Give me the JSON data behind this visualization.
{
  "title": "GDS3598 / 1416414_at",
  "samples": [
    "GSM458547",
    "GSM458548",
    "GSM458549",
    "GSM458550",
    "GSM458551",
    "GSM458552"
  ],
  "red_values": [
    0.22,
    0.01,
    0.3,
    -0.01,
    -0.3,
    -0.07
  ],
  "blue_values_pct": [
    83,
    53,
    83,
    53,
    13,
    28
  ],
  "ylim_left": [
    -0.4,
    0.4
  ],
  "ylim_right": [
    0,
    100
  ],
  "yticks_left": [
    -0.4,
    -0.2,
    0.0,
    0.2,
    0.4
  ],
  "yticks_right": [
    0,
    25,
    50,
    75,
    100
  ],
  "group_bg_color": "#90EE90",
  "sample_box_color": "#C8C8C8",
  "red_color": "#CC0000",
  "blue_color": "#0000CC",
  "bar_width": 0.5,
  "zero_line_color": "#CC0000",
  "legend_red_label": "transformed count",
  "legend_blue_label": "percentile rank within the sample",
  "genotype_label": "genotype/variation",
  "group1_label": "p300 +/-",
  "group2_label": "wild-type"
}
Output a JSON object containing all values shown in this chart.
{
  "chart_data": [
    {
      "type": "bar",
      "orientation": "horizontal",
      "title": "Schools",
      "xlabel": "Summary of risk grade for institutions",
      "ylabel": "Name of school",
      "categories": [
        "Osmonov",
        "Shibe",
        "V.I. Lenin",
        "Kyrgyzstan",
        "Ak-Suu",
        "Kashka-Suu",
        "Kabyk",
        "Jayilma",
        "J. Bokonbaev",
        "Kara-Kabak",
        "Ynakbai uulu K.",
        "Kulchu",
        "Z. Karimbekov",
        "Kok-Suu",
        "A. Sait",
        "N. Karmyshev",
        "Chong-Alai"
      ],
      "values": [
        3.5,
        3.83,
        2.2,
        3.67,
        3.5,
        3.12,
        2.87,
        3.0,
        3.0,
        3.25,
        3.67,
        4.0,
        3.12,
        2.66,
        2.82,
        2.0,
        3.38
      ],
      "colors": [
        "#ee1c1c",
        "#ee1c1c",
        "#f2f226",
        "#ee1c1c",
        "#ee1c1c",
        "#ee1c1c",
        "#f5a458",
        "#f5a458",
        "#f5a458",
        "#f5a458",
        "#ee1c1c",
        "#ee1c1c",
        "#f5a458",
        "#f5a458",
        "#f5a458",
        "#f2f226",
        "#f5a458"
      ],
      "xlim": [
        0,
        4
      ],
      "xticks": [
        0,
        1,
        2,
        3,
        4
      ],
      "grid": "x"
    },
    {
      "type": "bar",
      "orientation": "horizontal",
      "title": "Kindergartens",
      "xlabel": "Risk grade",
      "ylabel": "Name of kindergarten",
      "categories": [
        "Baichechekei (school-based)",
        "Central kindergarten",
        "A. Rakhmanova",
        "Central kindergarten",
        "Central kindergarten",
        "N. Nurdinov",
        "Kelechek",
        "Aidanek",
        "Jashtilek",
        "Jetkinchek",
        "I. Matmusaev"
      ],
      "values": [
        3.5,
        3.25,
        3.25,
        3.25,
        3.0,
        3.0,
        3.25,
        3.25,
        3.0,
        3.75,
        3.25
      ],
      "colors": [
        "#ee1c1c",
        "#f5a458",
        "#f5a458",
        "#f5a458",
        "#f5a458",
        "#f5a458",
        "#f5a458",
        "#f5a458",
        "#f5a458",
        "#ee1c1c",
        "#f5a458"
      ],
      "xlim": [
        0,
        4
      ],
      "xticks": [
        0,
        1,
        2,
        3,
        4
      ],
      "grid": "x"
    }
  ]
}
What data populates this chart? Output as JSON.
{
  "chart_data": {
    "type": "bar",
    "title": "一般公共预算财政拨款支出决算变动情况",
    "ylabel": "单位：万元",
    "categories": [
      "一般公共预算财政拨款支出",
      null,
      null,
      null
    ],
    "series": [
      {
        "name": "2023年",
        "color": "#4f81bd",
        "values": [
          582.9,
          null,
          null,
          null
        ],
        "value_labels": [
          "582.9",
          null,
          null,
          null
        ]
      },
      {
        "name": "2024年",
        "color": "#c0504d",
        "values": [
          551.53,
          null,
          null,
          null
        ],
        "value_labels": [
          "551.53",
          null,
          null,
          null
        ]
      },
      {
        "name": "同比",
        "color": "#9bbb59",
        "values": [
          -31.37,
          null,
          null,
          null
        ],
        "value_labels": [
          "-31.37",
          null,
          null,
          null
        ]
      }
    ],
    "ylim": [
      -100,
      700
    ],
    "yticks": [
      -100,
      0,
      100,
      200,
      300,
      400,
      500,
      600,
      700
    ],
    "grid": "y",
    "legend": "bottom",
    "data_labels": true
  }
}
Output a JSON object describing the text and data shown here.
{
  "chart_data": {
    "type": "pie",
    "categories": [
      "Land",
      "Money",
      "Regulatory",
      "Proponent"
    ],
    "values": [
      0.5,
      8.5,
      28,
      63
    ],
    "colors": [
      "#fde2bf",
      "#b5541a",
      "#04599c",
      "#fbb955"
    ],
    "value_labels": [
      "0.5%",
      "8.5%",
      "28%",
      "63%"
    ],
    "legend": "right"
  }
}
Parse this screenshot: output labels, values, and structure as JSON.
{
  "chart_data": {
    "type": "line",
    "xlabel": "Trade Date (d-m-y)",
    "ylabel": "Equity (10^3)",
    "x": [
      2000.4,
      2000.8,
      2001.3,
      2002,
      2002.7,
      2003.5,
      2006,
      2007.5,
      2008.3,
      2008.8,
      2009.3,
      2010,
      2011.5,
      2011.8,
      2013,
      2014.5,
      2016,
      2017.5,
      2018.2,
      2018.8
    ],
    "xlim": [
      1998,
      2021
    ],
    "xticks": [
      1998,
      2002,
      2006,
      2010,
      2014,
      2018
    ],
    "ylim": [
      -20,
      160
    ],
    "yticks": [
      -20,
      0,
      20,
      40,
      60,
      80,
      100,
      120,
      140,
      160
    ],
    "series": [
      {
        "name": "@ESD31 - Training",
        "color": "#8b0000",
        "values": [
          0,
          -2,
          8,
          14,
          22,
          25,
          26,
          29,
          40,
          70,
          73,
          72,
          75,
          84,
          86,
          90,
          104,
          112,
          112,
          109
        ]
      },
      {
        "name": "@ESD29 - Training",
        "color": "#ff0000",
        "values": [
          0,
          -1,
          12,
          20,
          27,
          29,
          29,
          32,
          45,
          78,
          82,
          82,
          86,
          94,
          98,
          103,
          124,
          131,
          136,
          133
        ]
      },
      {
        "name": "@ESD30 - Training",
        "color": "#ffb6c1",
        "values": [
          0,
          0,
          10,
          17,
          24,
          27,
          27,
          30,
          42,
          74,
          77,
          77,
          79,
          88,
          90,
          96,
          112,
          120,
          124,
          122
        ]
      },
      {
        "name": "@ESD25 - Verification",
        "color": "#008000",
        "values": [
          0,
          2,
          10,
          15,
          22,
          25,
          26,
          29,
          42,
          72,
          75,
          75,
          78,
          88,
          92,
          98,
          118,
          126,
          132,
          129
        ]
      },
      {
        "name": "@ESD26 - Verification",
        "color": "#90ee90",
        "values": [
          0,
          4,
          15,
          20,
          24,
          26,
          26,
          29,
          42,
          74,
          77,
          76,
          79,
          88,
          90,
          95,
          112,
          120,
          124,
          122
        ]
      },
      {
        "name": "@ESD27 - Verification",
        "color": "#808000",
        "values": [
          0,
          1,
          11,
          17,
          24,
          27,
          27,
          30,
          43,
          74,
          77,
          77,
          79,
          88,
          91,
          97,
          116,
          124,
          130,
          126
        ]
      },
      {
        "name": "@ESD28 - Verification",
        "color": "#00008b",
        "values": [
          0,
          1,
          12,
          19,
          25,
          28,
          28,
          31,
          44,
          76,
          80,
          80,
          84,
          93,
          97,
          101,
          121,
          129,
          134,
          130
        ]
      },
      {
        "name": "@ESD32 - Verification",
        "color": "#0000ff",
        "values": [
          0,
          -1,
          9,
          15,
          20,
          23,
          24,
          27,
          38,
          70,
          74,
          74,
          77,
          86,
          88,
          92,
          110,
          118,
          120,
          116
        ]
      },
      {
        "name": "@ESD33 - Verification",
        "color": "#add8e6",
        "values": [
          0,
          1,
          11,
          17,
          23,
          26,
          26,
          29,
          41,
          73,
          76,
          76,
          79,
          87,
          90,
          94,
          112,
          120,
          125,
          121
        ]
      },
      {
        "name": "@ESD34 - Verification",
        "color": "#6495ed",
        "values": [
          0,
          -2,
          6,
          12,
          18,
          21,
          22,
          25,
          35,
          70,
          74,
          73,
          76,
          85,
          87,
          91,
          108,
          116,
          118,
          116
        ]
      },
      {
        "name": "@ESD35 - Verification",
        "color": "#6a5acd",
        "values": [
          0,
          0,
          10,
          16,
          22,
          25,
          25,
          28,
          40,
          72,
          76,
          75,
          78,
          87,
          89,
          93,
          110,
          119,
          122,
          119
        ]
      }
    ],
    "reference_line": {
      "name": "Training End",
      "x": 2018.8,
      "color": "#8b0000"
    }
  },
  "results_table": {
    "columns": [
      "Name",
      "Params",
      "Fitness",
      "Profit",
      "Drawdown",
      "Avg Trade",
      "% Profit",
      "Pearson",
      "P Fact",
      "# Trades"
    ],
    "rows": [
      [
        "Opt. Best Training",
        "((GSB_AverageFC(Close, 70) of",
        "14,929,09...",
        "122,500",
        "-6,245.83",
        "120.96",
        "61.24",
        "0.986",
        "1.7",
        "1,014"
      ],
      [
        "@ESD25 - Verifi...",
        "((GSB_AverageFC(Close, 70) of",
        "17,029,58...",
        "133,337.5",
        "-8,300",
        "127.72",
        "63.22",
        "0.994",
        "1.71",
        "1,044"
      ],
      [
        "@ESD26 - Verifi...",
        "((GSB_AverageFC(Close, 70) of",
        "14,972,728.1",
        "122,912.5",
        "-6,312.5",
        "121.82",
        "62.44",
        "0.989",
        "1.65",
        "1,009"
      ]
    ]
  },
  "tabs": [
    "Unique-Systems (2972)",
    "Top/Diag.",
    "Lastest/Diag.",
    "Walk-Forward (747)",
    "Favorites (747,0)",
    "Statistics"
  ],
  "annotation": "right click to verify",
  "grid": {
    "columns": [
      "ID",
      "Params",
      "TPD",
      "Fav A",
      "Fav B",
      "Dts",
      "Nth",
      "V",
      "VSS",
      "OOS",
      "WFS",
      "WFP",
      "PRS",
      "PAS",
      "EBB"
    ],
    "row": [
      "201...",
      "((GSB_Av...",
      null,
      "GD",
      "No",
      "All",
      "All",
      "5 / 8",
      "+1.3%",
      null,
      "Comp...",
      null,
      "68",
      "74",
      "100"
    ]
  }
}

⁂

• _THE TASK_:
Gather and return every line that holds the string "shown".

• _RESULT OF THE TASK_:
Output a JSON object containing all values shown in this chart.
Output a JSON object describing the text and data shown here.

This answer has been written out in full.